TASK BRIEF: Restate all of the data exactly.
[start PROVIDED DATA]
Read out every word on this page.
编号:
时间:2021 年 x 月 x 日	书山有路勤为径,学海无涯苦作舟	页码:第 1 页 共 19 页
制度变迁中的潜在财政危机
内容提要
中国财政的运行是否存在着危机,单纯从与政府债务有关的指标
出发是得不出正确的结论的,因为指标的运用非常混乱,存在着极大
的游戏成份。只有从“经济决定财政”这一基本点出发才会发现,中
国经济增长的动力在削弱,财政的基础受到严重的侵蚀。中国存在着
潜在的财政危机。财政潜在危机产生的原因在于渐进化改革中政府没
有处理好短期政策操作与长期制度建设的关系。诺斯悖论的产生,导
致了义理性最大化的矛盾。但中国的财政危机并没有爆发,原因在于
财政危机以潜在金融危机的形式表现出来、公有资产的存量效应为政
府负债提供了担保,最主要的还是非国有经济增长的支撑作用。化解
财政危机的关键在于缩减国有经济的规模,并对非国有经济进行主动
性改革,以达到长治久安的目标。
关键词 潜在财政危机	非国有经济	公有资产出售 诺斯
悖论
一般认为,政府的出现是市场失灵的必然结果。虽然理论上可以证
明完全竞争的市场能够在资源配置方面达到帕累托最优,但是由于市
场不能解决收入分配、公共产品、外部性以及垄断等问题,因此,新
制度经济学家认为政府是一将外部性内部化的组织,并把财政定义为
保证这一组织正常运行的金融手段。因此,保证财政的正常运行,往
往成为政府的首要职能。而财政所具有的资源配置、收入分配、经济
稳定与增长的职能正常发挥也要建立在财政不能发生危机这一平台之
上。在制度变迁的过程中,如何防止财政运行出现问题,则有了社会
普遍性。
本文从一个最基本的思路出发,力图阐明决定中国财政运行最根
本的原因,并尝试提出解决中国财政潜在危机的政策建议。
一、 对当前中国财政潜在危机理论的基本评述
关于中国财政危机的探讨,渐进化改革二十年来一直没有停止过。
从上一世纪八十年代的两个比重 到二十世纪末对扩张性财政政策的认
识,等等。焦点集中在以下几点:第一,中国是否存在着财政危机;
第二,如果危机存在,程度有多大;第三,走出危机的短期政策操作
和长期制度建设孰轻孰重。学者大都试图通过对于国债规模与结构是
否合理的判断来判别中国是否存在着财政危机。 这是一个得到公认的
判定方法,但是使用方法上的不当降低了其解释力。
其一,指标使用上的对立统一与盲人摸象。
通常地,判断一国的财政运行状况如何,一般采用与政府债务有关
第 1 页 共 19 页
[end PROVIDED DATA]
OUTPUT FOR THIS EXERCISE:
Read out every word on this page.
编号:
时间:2021 年 x 月 x 日	书山有路勤为径,学海无涯苦作舟	页码:第 1 页 共 19 页
制度变迁中的潜在财政危机
内容提要
中国财政的运行是否存在着危机,单纯从与政府债务有关的指标
出发是得不出正确的结论的,因为指标的运用非常混乱,存在着极大
的游戏成份。只有从“经济决定财政”这一基本点出发才会发现,中
国经济增长的动力在削弱,财政的基础受到严重的侵蚀。中国存在着
潜在的财政危机。财政潜在危机产生的原因在于渐进化改革中政府没
有处理好短期政策操作与长期制度建设的关系。诺斯悖论的产生,导
致了义理性最大化的矛盾。但中国的财政危机并没有爆发,原因在于
财政危机以潜在金融危机的形式表现出来、公有资产的存量效应为政
府负债提供了担保,最主要的还是非国有经济增长的支撑作用。化解
财政危机的关键在于缩减国有经济的规模,并对非国有经济进行主动
性改革,以达到长治久安的目标。
关键词 潜在财政危机	非国有经济	公有资产出售 诺斯
悖论
一般认为,政府的出现是市场失灵的必然结果。虽然理论上可以证
明完全竞争的市场能够在资源配置方面达到帕累托最优,但是由于市
场不能解决收入分配、公共产品、外部性以及垄断等问题,因此,新
制度经济学家认为政府是一将外部性内部化的组织,并把财政定义为
保证这一组织正常运行的金融手段。因此,保证财政的正常运行,往
往成为政府的首要职能。而财政所具有的资源配置、收入分配、经济
稳定与增长的职能正常发挥也要建立在财政不能发生危机这一平台之
上。在制度变迁的过程中,如何防止财政运行出现问题,则有了社会
普遍性。
本文从一个最基本的思路出发,力图阐明决定中国财政运行最根
本的原因,并尝试提出解决中国财政潜在危机的政策建议。
一、 对当前中国财政潜在危机理论的基本评述
关于中国财政危机的探讨,渐进化改革二十年来一直没有停止过。
从上一世纪八十年代的两个比重 到二十世纪末对扩张性财政政策的认
识,等等。焦点集中在以下几点:第一,中国是否存在着财政危机;
第二,如果危机存在,程度有多大;第三,走出危机的短期政策操作
和长期制度建设孰轻孰重。学者大都试图通过对于国债规模与结构是
否合理的判断来判别中国是否存在着财政危机。 这是一个得到公认的
判定方法,但是使用方法上的不当降低了其解释力。
其一,指标使用上的对立统一与盲人摸象。
通常地,判断一国的财政运行状况如何,一般采用与政府债务有关
第 1 页 共 19 页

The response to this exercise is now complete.